[READING TEXT]
++++++
One of the greatest fears for UK businesses is the effect that a security breach can have on its reputation. Recent research, carried out across the top FTSE 350 companies, showed that the image of the company being tarnished was rated as the biggest fear associated with information security violations. Research, carried out by LogicaCMG, showed that a quarter of consumers would never buy from a company again following a breach of their personal information providing a strong argument for keeping breaches quiet.
There can be no arguing that it is getting harder and harder for the board to ignore the issue of security – breaches don't just cost a company in terms of downtime and technology updates, they can leave a company in violation of the law and with its reputation in tatters. So why is the board not more involved in the act of securing their business? Alarmingly, 73 per cent put the onus on the IT department highlighting a disturbing trend that CEOs do not fully understand the holistic approach that is needed when developing a security policy and assume that technology is the silver bullet. Security breaches have an impact on every aspect of every business function so a coherent, integrated and comprehensive set of technical, physical, personnel and procedural measures is needed.
++++++
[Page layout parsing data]
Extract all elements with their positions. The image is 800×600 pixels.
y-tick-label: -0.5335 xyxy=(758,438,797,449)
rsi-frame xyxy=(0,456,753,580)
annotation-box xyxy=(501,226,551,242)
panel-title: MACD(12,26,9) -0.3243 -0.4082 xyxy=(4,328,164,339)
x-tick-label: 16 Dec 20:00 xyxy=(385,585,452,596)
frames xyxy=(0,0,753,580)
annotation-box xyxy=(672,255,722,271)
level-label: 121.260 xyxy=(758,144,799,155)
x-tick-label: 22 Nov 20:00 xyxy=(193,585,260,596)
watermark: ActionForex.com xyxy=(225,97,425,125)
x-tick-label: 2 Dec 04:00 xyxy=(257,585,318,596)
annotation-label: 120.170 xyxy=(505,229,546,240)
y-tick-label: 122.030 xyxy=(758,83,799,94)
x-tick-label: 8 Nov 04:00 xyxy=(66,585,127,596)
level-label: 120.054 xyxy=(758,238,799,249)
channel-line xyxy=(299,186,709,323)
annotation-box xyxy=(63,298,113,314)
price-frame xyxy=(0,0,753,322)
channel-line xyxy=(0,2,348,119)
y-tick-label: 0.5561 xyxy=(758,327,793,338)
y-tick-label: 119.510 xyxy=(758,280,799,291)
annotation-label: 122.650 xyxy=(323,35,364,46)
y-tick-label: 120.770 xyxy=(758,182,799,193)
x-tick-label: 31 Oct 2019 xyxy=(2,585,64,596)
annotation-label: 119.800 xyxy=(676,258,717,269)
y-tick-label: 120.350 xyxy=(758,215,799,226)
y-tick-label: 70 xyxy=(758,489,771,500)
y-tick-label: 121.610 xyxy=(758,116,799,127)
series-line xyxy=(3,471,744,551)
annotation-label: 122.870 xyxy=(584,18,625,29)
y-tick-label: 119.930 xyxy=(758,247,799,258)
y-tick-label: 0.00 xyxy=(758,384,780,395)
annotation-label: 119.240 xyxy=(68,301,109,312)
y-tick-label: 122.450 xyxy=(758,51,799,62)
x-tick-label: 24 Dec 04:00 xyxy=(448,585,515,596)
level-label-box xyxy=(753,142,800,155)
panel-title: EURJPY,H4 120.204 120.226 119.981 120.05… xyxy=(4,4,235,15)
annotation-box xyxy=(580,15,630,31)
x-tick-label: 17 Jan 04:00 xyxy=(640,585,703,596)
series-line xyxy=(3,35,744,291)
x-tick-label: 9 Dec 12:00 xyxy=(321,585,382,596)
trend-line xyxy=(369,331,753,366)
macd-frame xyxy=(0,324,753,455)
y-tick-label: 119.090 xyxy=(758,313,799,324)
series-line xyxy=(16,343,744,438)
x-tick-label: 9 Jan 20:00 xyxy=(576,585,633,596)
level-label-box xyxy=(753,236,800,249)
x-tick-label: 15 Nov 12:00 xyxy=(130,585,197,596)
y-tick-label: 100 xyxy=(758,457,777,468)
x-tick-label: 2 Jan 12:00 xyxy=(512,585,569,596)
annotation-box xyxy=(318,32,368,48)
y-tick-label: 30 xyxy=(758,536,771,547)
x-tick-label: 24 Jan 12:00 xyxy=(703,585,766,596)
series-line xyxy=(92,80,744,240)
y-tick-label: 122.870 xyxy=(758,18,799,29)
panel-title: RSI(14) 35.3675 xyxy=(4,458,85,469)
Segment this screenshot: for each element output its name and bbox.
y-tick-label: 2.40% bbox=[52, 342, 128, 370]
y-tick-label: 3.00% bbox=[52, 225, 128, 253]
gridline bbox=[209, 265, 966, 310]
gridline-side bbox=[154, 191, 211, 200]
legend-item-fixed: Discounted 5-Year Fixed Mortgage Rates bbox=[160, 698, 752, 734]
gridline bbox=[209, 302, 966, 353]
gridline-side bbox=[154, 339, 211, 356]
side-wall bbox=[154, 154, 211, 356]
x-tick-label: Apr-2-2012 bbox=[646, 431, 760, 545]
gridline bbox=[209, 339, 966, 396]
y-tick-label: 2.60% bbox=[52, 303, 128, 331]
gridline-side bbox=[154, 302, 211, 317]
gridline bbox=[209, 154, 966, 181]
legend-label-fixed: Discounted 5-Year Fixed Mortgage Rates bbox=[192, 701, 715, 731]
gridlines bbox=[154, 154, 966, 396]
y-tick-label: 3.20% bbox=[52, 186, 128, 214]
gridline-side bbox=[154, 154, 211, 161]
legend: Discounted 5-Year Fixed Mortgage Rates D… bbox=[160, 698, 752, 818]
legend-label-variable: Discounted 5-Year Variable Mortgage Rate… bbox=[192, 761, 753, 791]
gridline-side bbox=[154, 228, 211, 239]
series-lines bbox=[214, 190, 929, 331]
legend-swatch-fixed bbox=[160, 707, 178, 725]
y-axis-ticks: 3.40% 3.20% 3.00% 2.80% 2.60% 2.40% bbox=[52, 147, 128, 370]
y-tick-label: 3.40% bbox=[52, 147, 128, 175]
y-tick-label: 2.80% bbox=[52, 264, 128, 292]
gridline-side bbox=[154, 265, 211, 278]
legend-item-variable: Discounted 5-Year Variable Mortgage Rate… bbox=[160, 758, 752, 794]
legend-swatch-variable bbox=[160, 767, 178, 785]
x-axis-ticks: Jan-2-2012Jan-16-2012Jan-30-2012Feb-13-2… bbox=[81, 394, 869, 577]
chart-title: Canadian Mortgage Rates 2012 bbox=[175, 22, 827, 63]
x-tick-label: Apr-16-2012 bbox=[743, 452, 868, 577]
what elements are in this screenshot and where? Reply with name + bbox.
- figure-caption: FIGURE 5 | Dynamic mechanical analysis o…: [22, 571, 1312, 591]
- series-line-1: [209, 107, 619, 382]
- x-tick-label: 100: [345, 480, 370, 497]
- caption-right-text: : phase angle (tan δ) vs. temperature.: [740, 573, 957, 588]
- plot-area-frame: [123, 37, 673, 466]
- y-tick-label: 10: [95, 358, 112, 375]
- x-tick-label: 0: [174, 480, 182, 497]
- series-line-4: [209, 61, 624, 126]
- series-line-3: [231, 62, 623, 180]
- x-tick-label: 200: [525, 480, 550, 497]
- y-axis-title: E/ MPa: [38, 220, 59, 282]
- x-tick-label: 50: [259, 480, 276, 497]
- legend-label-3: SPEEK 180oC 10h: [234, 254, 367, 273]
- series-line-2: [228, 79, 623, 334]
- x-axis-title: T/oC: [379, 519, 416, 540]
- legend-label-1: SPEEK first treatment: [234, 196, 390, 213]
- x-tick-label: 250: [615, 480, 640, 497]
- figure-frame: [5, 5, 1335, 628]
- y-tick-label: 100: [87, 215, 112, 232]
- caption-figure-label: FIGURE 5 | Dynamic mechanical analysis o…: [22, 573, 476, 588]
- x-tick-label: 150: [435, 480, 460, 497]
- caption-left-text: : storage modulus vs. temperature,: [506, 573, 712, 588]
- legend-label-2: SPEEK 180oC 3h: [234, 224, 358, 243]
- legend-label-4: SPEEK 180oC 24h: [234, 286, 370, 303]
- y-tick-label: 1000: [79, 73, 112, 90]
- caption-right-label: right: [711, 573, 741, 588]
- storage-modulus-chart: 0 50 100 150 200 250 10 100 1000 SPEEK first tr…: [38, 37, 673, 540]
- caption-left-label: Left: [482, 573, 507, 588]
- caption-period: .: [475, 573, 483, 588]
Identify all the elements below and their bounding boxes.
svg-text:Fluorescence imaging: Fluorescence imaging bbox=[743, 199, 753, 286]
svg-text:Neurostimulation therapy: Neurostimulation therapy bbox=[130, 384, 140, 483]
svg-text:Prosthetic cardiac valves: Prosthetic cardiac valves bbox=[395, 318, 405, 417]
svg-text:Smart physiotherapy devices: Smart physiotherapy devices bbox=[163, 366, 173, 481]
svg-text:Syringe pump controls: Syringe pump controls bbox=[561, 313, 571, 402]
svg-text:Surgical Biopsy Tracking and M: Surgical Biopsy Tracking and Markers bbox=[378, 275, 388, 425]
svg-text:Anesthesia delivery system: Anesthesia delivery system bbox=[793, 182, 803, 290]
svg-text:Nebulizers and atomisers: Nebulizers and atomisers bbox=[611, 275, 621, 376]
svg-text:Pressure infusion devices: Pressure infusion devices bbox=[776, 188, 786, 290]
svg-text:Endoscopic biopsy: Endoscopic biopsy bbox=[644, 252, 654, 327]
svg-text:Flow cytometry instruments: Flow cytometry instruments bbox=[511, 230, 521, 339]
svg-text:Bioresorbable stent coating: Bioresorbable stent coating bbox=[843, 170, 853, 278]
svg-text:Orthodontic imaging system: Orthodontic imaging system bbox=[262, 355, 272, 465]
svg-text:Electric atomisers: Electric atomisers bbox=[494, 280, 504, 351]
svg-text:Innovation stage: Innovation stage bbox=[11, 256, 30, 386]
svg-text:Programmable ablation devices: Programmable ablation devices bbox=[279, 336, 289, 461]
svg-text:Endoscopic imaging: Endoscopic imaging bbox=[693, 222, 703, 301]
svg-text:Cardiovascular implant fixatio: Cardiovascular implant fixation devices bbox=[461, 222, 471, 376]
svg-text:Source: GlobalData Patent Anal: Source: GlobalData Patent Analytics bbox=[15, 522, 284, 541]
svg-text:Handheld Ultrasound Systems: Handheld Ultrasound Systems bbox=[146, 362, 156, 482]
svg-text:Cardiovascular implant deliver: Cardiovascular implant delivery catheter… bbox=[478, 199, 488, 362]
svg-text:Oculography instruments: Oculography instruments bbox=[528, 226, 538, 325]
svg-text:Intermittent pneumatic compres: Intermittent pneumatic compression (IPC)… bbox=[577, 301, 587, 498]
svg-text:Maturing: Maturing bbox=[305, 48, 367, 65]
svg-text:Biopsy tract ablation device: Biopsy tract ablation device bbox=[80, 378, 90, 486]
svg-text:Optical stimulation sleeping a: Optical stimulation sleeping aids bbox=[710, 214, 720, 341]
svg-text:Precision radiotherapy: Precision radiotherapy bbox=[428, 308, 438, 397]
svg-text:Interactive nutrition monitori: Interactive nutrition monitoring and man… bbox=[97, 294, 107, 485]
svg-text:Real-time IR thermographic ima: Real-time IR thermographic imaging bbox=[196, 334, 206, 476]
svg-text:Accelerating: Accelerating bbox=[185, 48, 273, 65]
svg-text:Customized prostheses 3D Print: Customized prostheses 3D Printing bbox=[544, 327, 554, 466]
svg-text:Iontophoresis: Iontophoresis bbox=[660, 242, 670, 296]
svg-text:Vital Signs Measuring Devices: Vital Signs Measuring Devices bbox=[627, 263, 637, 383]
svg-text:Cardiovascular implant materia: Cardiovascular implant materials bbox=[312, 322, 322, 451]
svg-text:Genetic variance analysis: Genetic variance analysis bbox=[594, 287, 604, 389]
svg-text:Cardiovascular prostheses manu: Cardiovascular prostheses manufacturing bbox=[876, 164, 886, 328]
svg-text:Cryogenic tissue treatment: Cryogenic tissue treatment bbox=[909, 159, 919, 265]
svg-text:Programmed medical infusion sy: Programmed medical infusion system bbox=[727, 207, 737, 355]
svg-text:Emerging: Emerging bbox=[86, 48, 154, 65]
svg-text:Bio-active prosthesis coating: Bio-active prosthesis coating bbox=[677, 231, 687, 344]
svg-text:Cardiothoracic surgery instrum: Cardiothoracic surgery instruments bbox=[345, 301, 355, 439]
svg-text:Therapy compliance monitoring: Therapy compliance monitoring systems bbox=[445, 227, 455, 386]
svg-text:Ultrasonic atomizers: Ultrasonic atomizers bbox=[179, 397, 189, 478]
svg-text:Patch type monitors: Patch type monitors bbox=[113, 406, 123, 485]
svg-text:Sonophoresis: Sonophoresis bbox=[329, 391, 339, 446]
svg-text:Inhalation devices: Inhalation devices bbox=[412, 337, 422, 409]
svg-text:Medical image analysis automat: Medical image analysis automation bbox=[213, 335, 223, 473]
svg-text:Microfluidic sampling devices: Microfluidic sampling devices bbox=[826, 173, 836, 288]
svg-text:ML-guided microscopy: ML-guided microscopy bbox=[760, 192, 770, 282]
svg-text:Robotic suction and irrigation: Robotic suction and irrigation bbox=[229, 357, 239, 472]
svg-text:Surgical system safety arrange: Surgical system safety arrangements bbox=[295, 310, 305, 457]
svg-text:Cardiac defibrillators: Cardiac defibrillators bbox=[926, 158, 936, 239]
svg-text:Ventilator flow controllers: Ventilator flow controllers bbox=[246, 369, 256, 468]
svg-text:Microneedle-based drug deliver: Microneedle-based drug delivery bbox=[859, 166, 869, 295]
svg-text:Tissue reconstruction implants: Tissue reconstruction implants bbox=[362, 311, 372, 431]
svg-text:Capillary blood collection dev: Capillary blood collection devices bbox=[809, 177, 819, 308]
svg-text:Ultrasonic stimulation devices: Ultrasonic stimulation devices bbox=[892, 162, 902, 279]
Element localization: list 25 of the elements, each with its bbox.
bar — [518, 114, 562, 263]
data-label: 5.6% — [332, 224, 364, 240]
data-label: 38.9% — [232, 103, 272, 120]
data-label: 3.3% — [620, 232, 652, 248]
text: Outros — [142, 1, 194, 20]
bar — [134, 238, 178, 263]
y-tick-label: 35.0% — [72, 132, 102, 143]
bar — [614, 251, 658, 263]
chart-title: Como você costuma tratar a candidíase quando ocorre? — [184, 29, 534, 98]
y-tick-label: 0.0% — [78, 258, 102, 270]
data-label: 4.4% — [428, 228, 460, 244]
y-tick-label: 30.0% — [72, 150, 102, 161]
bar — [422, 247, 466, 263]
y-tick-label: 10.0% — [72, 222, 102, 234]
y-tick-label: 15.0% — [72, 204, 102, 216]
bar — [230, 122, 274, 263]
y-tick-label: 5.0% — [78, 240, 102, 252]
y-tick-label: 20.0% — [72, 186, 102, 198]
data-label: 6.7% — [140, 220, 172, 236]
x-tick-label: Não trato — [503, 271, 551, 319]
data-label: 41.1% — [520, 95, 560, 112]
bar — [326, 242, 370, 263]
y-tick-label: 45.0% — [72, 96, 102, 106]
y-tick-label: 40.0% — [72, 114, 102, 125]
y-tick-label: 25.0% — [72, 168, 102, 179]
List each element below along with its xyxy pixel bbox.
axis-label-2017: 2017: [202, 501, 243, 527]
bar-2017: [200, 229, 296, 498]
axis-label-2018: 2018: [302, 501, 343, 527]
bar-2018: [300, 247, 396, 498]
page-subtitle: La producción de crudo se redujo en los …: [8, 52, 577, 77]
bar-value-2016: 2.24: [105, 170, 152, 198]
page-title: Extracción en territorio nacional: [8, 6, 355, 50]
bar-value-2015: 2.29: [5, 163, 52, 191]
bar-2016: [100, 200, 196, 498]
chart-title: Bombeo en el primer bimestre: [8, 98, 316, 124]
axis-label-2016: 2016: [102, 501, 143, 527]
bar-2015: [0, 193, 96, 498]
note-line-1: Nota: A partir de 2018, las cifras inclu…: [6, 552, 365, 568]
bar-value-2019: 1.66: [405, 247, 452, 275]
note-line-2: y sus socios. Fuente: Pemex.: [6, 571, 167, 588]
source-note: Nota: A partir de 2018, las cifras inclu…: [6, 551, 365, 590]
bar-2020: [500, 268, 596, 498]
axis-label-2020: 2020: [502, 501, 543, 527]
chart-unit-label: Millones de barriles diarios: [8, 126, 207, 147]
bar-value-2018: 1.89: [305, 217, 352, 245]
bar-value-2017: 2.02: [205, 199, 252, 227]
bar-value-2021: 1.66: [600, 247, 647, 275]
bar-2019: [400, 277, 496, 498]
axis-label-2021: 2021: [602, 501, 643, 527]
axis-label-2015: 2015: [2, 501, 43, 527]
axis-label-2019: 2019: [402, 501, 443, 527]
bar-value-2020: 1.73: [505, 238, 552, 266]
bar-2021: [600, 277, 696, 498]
++++++
[EXPLORE THE MATERIAL]
#1 Answer these questions using the text on business security breaches:
(a) Which company carried out the research showing that a quarter of consumers would never buy from a company again after a breach of their personal information?
(b) What share of those surveyed put the onus for security on the IT department?
(c) What did the top FTSE 350 companies rate as the biggest fear tied to information security violations?
#2 Transcribe the part of the text on business security breaches starting at "One of the greatest" and ending at "keeping breaches quiet.".
#3 Go on with the text on business security breaches from its last sentence.

[PER-TASK ANSWERS]
#1
(a) LogicaCMG
(b) 73 per cent
(c) The image of the company being tarnished

#2
One of the greatest fears for UK businesses is the effect that a security breach can have on its reputation. Recent research, carried out across the top FTSE 350 companies, showed that the image of the company being tarnished was rated as the biggest fear associated with information security violations. Research, carried out by LogicaCMG, showed that a quarter of consumers would never buy from a company again following a breach of their personal information providing a strong argument for keeping breaches quiet.

#3
If company board members do not wake up to the reality of the situation, they must be prepared to not only suffer the loss of its good reputation with its customers but also the investor community. 83 per cent of investors feel that a security breach would have some sort of impact on the company's share price and 68 per cent of investors cite information security governance as a significant criterion when evaluating whether to buy or sell company stock.
No company will ever be 100 per cent safe from all security threats. Legislation such as the DPA, the increasing savviness of the media and consumers to the presence of security breaches and the increasing use of IT in all aspects of today's society have only served to pressurise companies into managing their security effectively. Companies cannot afford to cut corners and CEOs can no longer view security as an IT issue. A holistic approach is required from both the board and the IT department and security measures have to be implemented that meet legislative needs and are adequate for the information they hold. In this way businesses may just stand a chance of winning the reputation gamble.